__THE DATA__.
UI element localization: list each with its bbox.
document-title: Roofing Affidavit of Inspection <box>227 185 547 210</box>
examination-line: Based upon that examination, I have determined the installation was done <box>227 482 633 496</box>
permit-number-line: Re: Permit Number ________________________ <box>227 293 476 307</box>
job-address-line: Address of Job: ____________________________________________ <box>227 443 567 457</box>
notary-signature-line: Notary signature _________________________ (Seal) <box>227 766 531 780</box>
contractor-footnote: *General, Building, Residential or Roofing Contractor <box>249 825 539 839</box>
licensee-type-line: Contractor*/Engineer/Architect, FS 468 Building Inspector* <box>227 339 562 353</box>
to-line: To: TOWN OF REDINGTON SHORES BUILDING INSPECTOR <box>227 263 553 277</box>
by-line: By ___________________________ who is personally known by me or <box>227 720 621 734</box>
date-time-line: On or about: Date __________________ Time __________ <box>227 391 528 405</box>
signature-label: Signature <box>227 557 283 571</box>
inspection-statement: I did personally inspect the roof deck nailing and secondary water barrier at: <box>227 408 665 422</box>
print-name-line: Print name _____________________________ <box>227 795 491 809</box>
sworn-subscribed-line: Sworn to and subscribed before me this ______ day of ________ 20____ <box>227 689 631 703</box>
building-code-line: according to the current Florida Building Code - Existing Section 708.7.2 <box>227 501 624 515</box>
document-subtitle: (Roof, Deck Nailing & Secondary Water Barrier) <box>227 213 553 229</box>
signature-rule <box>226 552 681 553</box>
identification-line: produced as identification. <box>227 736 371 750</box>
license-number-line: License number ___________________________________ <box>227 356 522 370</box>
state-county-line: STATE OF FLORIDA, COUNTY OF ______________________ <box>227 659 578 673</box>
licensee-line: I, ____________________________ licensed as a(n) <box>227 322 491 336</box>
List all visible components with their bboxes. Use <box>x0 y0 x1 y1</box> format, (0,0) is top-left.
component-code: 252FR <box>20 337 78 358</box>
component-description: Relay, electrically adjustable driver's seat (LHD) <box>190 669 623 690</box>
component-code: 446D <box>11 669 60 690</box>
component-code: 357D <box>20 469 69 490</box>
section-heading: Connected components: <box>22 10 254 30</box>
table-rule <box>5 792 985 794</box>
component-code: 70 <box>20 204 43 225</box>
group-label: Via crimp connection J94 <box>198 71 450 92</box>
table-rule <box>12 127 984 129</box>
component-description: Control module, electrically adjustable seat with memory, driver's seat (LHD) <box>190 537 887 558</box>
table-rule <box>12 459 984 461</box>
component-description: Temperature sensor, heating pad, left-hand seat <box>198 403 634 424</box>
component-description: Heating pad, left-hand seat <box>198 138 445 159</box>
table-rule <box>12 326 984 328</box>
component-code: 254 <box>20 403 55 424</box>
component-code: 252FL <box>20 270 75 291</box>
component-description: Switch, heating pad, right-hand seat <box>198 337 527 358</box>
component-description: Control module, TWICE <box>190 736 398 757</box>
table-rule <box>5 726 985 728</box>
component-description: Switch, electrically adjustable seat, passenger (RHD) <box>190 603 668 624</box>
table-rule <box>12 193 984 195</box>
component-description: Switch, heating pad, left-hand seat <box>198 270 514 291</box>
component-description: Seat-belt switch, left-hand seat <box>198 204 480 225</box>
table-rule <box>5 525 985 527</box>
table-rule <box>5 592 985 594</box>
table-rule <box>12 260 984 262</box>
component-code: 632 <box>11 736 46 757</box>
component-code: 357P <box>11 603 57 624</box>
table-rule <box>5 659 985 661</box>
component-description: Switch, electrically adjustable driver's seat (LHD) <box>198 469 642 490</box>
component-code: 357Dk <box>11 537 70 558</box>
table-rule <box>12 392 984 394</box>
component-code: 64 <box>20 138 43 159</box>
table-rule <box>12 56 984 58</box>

* * *

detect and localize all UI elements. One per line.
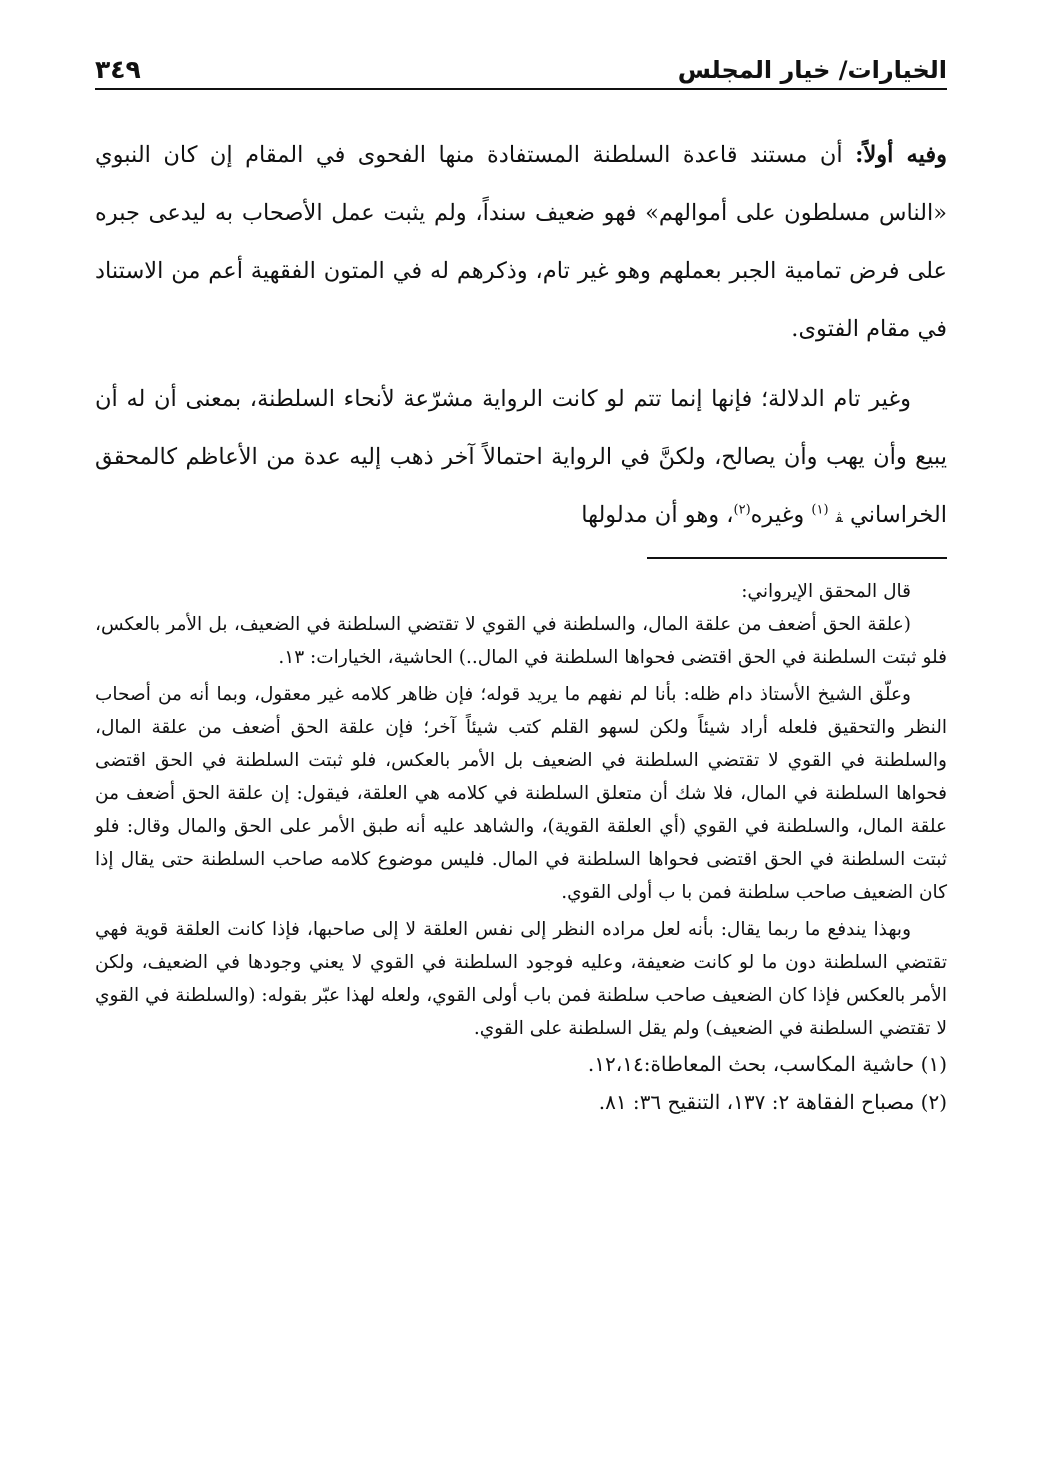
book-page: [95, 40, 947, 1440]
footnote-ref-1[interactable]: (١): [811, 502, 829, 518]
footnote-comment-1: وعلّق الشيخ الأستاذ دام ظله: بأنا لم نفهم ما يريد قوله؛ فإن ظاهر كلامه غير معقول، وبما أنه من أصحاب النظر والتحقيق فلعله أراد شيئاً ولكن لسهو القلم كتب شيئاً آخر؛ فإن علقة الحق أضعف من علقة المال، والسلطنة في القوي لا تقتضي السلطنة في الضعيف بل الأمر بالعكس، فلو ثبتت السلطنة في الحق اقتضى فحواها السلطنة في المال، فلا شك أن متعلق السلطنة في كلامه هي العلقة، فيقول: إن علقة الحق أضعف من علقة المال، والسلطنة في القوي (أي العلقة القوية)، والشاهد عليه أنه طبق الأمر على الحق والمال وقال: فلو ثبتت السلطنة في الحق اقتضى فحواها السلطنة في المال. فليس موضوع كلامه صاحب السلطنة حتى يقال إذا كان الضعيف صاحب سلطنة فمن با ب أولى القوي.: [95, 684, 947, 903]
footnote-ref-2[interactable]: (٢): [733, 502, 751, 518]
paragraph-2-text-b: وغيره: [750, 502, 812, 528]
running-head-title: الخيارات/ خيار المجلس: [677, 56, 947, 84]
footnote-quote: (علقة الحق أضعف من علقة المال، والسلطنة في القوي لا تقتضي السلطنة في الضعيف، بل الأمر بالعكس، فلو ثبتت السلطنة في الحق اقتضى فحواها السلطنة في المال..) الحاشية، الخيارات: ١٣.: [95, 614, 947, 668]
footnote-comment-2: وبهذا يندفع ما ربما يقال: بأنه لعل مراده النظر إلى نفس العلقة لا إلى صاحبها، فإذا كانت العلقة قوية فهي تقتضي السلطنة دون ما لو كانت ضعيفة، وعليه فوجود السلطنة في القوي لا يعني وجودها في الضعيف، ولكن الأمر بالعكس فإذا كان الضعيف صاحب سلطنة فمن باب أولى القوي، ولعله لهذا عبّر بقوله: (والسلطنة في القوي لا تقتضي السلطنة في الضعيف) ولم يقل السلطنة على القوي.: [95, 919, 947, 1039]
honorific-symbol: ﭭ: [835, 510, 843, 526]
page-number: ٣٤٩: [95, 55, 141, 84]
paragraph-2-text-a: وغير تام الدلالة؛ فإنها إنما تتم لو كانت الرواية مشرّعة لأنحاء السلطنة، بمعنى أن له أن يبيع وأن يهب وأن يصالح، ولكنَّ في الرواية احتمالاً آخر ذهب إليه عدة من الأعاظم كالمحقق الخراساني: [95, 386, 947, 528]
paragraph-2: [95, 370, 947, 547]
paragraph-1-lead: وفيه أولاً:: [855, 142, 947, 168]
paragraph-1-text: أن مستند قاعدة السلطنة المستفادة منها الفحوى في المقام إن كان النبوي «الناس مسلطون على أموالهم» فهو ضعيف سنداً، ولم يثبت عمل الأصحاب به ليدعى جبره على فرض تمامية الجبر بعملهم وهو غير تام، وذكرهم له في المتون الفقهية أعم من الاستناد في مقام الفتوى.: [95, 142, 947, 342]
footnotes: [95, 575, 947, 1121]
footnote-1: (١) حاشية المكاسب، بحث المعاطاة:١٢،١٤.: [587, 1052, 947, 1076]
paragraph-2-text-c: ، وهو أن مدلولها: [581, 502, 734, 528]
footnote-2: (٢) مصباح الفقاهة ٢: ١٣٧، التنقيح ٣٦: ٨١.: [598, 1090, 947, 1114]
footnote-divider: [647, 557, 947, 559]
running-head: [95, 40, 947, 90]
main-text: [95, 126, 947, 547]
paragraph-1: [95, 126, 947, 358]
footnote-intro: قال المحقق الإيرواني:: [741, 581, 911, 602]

==

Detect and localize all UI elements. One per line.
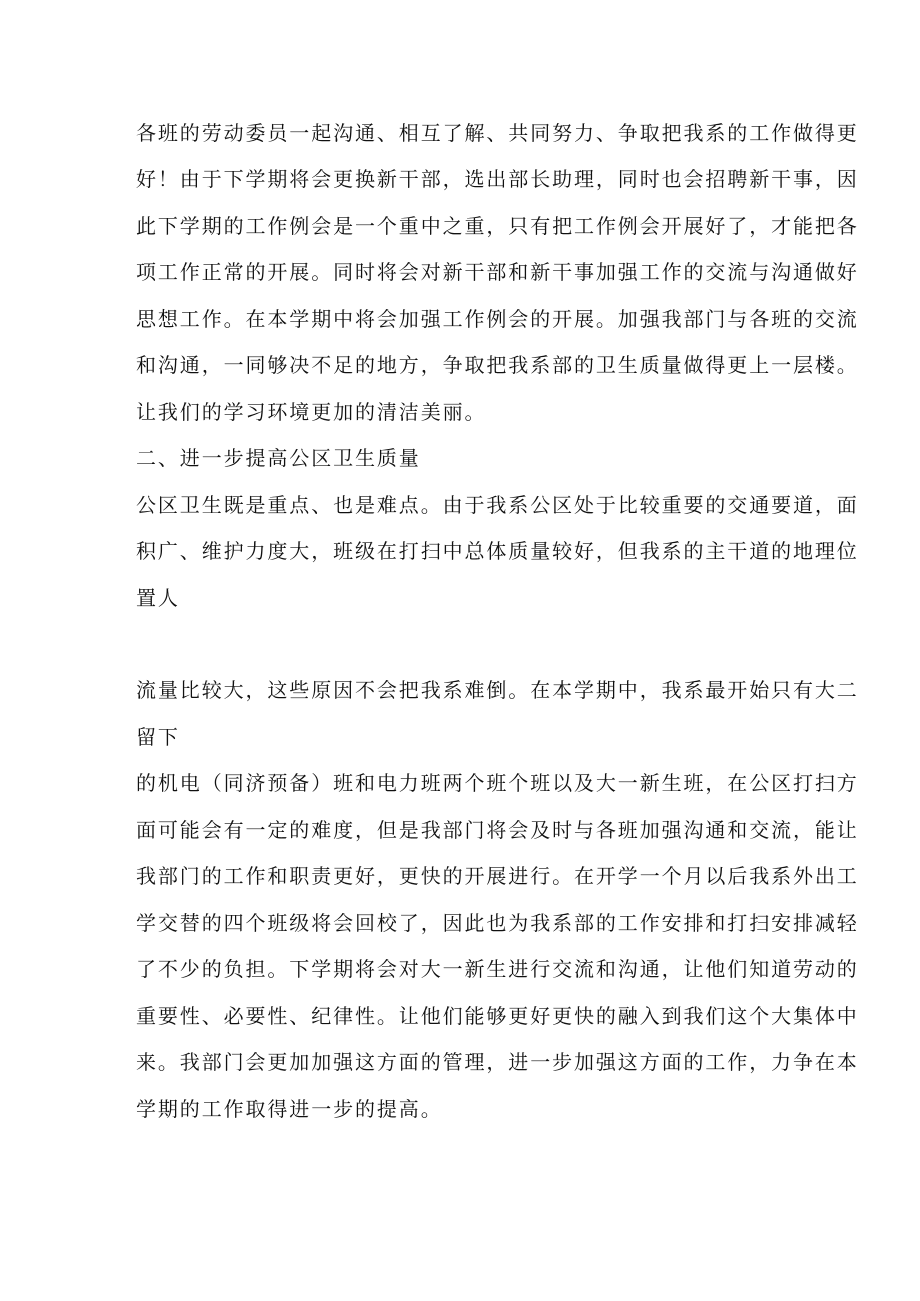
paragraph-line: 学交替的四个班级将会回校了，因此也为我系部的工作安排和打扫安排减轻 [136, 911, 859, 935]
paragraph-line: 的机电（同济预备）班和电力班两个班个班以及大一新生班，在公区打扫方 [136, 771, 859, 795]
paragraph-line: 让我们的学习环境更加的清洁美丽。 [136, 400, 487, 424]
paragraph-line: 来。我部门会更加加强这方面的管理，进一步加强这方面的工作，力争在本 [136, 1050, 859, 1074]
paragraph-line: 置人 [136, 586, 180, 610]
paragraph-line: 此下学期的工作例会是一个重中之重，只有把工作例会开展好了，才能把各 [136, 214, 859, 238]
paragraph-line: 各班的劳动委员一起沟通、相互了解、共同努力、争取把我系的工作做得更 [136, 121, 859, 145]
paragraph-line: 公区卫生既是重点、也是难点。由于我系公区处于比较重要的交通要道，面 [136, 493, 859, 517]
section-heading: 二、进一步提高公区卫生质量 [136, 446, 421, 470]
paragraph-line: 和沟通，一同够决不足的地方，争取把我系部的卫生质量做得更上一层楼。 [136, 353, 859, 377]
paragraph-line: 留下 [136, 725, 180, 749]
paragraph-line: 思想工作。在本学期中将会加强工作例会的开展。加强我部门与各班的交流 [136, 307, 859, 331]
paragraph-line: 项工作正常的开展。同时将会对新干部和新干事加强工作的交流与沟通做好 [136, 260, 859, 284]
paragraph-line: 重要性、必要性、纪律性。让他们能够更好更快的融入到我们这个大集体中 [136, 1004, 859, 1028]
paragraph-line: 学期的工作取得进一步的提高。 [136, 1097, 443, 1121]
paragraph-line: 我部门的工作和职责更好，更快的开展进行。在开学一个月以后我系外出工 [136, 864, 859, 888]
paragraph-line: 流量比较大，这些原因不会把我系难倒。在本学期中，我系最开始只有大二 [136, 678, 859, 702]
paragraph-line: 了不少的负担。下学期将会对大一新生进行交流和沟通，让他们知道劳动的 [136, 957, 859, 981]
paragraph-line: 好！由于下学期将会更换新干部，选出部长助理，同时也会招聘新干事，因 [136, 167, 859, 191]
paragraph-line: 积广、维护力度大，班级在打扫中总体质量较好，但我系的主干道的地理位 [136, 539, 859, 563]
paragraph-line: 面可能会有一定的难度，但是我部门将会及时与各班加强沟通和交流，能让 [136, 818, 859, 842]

__AIM__. How many lines of the records above contain the string "code"? Give only the number.

__SOLVED EXERCISE__. 11